- Supplied data:
▼▼▼

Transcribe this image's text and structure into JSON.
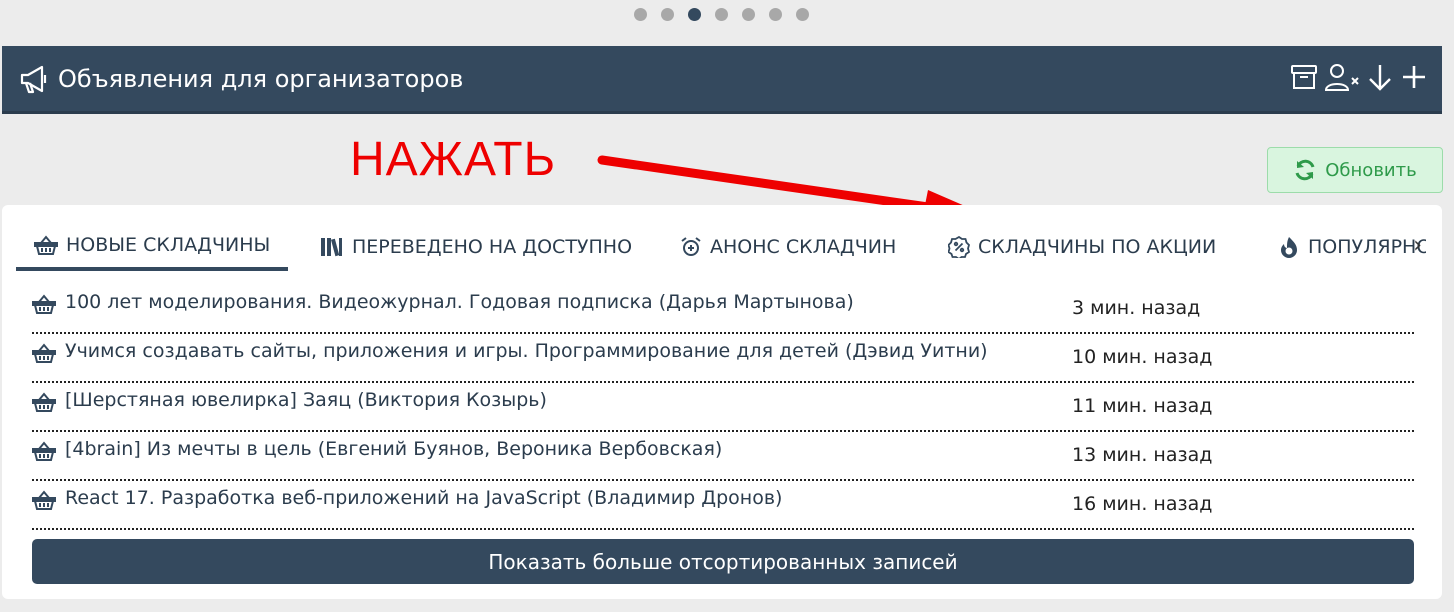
{
  "carousel": {
    "total": 7,
    "active": 3
  },
  "header": {
    "title": "Объявления для организаторов"
  },
  "annotation": {
    "text": "НАЖАТЬ",
    "color": "#ee0000"
  },
  "refresh_label": "Обновить",
  "tabs": [
    {
      "label": "НОВЫЕ СКЛАДЧИНЫ",
      "icon": "basket-icon",
      "active": true
    },
    {
      "label": "ПЕРЕВЕДЕНО НА ДОСТУПНО",
      "icon": "library-icon"
    },
    {
      "label": "АНОНС СКЛАДЧИН",
      "icon": "alarm-icon"
    },
    {
      "label": "СКЛАДЧИНЫ ПО АКЦИИ",
      "icon": "discount-icon"
    },
    {
      "label": "ПОПУЛЯРНО",
      "icon": "fire-icon"
    }
  ],
  "items": [
    {
      "title": "100 лет моделирования. Видеожурнал. Годовая подписка (Дарья Мартынова)",
      "time": "3 мин. назад"
    },
    {
      "title": "Учимся создавать сайты, приложения и игры. Программирование для детей (Дэвид Уитни)",
      "time": "10 мин. назад"
    },
    {
      "title": "[Шерстяная ювелирка] Заяц (Виктория Козырь)",
      "time": "11 мин. назад"
    },
    {
      "title": "[4brain] Из мечты в цель (Евгений Буянов, Вероника Вербовская)",
      "time": "13 мин. назад"
    },
    {
      "title": "React 17. Разработка веб-приложений на JavaScript (Владимир Дронов)",
      "time": "16 мин. назад"
    }
  ],
  "more_label": "Показать больше отсортированных записей",
  "colors": {
    "primary": "#34495e",
    "refresh_bg": "#d9f5df",
    "refresh_fg": "#2e9a4a"
  }
}
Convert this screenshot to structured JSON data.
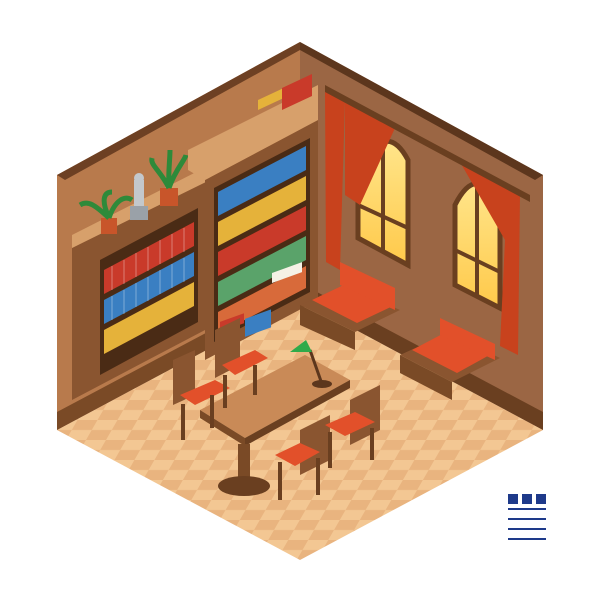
{
  "scene": {
    "description_visible_text": "",
    "colors": {
      "background": "#ffffff",
      "left_wall": "#b87a4c",
      "right_wall": "#9a6441",
      "floor_light": "#f3c793",
      "floor_mid": "#e7b07a",
      "wood_dark": "#7a4a26",
      "wood_light": "#c98a57",
      "upholstery": "#e2502a",
      "curtain": "#c8421d",
      "window_glass": "#ffd86a",
      "lamp_green": "#2faa4a"
    }
  }
}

▲▲▲

Nothing but the pictures may be dropped; output the records above exactly.

- Written reply:
Transcribe this image's text and structure into JSON.
{
  "carousel": {
    "total": 7,
    "active": 3
  },
  "header": {
    "title": "Объявления для организаторов"
  },
  "annotation": {
    "text": "НАЖАТЬ",
    "color": "#ee0000"
  },
  "refresh_label": "Обновить",
  "tabs": [
    {
      "label": "НОВЫЕ СКЛАДЧИНЫ",
      "icon": "basket-icon",
      "active": true
    },
    {
      "label": "ПЕРЕВЕДЕНО НА ДОСТУПНО",
      "icon": "library-icon"
    },
    {
      "label": "АНОНС СКЛАДЧИН",
      "icon": "alarm-icon"
    },
    {
      "label": "СКЛАДЧИНЫ ПО АКЦИИ",
      "icon": "discount-icon"
    },
    {
      "label": "ПОПУЛЯРНО",
      "icon": "fire-icon"
    }
  ],
  "items": [
    {
      "title": "100 лет моделирования. Видеожурнал. Годовая подписка (Дарья Мартынова)",
      "time": "3 мин. назад"
    },
    {
      "title": "Учимся создавать сайты, приложения и игры. Программирование для детей (Дэвид Уитни)",
      "time": "10 мин. назад"
    },
    {
      "title": "[Шерстяная ювелирка] Заяц (Виктория Козырь)",
      "time": "11 мин. назад"
    },
    {
      "title": "[4brain] Из мечты в цель (Евгений Буянов, Вероника Вербовская)",
      "time": "13 мин. назад"
    },
    {
      "title": "React 17. Разработка веб-приложений на JavaScript (Владимир Дронов)",
      "time": "16 мин. назад"
    }
  ],
  "more_label": "Показать больше отсортированных записей",
  "colors": {
    "primary": "#34495e",
    "refresh_bg": "#d9f5df",
    "refresh_fg": "#2e9a4a"
  }
}
Convert this screenshot to structured JSON data.
{
  "scene": {
    "description_visible_text": "",
    "colors": {
      "background": "#ffffff",
      "left_wall": "#b87a4c",
      "right_wall": "#9a6441",
      "floor_light": "#f3c793",
      "floor_mid": "#e7b07a",
      "wood_dark": "#7a4a26",
      "wood_light": "#c98a57",
      "upholstery": "#e2502a",
      "curtain": "#c8421d",
      "window_glass": "#ffd86a",
      "lamp_green": "#2faa4a"
    }
  }
}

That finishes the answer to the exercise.